* WHAT IS ASKED:
Search the material for the string "from", then return every line where it is found.

## START GIVEN RECORDS

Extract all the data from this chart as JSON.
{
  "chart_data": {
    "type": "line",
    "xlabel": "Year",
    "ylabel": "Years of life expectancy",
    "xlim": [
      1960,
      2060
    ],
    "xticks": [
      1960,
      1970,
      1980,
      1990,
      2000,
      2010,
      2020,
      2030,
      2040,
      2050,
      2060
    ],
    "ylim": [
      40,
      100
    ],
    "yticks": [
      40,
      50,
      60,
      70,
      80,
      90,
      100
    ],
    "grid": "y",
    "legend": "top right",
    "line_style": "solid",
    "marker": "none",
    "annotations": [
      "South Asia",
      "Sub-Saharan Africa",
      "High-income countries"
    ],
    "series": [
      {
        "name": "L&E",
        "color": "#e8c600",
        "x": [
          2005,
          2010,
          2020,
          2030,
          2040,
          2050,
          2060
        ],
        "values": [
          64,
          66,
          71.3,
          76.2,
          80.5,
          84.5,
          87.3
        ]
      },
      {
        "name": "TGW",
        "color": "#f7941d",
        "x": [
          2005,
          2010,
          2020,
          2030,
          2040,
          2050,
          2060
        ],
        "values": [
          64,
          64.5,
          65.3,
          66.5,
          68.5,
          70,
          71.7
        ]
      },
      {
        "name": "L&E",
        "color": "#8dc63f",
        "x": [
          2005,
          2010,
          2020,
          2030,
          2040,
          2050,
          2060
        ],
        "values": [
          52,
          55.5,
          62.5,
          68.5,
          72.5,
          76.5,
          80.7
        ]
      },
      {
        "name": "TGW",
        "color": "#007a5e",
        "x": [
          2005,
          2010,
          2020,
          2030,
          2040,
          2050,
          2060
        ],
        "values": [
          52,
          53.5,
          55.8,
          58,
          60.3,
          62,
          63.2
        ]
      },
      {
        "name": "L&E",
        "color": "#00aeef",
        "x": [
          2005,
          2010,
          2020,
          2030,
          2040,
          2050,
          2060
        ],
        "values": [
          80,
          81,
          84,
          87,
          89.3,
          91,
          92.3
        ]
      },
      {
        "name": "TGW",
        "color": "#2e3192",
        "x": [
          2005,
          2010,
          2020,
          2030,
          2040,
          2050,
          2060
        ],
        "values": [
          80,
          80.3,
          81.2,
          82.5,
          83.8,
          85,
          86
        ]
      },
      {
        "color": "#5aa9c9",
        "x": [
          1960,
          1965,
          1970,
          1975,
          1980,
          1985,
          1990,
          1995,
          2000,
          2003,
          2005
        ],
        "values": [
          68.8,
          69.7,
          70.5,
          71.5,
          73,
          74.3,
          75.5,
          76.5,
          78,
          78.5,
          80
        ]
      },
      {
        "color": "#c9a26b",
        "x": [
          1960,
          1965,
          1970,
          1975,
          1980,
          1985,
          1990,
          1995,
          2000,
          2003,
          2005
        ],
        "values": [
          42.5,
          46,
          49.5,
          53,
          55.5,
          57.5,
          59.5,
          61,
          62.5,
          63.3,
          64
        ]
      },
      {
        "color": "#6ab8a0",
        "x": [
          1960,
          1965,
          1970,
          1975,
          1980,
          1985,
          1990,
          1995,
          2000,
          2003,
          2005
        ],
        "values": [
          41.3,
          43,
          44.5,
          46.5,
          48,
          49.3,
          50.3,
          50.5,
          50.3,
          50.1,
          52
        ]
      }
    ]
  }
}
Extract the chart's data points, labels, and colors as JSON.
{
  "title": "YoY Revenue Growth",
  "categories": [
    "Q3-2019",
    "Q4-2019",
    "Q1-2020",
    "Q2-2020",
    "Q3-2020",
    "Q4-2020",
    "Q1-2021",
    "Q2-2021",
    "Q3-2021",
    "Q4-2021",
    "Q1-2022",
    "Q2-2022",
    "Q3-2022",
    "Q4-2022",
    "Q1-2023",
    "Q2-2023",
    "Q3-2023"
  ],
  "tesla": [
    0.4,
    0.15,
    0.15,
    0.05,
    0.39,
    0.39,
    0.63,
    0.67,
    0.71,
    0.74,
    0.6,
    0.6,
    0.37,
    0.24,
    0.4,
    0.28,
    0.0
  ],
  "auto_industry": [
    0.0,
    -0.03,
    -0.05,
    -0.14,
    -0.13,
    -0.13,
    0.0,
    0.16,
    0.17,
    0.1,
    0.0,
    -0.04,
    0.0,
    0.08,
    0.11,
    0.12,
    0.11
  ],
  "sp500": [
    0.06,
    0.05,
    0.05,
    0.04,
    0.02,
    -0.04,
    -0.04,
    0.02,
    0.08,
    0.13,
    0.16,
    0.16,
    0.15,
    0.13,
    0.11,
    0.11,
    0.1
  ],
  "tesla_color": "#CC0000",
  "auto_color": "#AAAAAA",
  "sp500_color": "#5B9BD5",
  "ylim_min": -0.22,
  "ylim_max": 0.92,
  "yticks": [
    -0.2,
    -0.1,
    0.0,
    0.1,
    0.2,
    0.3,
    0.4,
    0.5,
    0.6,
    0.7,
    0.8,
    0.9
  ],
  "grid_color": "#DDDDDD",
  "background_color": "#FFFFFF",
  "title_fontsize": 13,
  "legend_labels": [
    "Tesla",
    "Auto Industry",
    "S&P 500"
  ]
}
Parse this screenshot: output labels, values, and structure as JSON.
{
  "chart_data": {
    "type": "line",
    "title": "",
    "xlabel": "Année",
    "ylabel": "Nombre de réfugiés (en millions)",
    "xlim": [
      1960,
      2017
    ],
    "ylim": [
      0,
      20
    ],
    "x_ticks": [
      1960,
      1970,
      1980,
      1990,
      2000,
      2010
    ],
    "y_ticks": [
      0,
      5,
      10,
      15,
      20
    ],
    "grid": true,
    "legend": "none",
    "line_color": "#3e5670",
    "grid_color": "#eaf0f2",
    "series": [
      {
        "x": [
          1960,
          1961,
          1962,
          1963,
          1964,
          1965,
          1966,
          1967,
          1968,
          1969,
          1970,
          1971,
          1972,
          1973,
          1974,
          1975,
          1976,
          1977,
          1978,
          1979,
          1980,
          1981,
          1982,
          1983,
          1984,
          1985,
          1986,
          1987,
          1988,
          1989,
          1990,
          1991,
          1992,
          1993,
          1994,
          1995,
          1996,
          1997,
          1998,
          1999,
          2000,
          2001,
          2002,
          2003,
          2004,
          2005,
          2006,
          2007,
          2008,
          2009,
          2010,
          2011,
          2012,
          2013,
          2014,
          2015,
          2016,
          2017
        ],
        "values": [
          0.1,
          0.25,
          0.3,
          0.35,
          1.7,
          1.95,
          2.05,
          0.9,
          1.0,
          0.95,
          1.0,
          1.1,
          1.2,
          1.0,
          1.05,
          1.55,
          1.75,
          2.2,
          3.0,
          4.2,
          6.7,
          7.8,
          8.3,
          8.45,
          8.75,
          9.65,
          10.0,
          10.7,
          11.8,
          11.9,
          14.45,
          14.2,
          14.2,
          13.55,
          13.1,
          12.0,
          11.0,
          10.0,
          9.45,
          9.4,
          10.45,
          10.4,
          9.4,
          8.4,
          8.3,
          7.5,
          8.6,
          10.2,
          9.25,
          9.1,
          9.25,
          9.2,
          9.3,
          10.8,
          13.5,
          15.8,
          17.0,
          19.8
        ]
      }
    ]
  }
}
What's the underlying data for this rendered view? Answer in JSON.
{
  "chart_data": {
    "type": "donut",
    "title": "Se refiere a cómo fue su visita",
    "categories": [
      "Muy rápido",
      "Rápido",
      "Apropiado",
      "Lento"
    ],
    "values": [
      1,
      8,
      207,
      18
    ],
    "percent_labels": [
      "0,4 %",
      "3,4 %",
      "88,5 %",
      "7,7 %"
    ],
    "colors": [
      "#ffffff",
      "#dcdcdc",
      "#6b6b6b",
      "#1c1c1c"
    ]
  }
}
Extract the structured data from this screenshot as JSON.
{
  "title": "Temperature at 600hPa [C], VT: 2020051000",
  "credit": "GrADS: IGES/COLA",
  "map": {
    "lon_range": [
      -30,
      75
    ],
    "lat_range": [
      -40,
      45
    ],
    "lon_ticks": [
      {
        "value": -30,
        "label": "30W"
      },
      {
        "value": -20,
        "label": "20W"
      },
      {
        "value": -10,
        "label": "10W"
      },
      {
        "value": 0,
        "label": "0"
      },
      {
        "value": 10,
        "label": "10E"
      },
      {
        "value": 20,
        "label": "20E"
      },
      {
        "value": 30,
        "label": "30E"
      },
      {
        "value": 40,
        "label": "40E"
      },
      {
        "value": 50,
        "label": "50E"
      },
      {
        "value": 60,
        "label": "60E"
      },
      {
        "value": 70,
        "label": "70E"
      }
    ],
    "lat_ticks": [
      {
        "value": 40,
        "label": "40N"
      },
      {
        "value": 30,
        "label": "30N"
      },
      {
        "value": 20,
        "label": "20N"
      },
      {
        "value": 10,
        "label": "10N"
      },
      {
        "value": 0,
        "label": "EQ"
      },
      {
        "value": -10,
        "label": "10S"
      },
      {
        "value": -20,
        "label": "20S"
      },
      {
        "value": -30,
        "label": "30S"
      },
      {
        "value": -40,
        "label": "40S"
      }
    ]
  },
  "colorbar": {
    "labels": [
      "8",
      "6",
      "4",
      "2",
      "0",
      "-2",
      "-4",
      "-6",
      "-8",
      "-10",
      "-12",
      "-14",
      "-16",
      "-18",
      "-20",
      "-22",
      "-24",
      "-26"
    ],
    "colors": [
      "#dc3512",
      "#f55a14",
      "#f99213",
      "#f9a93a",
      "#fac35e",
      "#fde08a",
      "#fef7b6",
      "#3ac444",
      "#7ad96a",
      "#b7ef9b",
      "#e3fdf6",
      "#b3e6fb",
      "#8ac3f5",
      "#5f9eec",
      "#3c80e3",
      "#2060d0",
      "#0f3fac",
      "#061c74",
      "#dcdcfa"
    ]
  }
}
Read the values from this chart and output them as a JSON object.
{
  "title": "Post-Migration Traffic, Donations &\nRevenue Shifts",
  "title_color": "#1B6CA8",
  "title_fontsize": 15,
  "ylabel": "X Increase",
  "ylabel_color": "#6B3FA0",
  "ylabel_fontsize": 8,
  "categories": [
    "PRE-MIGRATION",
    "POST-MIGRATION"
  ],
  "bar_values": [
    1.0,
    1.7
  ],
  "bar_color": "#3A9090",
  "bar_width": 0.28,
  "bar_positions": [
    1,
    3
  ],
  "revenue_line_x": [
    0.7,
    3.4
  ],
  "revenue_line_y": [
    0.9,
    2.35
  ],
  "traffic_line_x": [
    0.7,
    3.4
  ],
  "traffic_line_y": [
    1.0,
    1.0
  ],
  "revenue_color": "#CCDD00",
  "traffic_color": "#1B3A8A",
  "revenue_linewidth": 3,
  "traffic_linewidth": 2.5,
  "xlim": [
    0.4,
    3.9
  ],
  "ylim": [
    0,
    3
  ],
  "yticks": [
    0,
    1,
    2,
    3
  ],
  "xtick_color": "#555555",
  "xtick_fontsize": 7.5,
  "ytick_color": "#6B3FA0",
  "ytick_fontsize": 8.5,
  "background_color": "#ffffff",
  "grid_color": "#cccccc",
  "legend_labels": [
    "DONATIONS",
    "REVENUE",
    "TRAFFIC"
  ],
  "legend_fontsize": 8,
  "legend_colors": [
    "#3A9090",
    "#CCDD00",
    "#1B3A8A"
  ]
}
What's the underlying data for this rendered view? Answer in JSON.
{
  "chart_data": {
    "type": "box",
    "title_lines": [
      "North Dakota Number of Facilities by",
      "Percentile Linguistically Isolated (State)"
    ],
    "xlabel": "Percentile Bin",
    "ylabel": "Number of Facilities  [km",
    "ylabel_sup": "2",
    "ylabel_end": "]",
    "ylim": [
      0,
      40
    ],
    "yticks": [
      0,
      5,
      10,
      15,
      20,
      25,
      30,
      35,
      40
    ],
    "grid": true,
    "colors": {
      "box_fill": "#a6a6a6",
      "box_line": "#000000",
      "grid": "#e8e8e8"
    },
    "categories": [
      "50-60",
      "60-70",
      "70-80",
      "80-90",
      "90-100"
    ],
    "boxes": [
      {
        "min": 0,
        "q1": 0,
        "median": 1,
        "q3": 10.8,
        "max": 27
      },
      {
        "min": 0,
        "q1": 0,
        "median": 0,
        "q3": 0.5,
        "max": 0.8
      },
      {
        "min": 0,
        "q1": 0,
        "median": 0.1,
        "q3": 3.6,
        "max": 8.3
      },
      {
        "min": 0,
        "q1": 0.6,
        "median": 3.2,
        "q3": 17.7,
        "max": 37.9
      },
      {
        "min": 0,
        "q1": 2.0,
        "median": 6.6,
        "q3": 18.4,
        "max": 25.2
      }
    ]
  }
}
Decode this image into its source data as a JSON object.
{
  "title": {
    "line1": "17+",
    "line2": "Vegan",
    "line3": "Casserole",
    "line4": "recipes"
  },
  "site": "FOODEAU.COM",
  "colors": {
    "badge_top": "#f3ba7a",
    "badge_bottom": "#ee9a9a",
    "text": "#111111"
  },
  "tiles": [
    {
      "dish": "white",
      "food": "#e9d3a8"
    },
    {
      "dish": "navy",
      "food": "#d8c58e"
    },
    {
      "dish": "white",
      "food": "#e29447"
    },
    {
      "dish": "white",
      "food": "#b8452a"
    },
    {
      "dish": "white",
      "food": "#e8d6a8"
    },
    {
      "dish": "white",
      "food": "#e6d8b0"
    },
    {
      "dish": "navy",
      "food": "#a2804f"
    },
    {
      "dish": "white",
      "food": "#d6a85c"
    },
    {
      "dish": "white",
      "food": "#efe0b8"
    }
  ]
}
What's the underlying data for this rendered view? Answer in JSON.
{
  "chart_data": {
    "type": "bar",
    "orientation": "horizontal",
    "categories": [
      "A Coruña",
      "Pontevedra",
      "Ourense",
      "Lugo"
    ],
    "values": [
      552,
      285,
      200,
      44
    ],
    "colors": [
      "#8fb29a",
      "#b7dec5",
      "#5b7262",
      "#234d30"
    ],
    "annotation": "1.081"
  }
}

## END GIVEN RECORDS

* ANSWER BELOW:
Extract all the data from this chart as JSON.
Extract the structured data from this screenshot as JSON.
Read the values from this chart and output them as a JSON object.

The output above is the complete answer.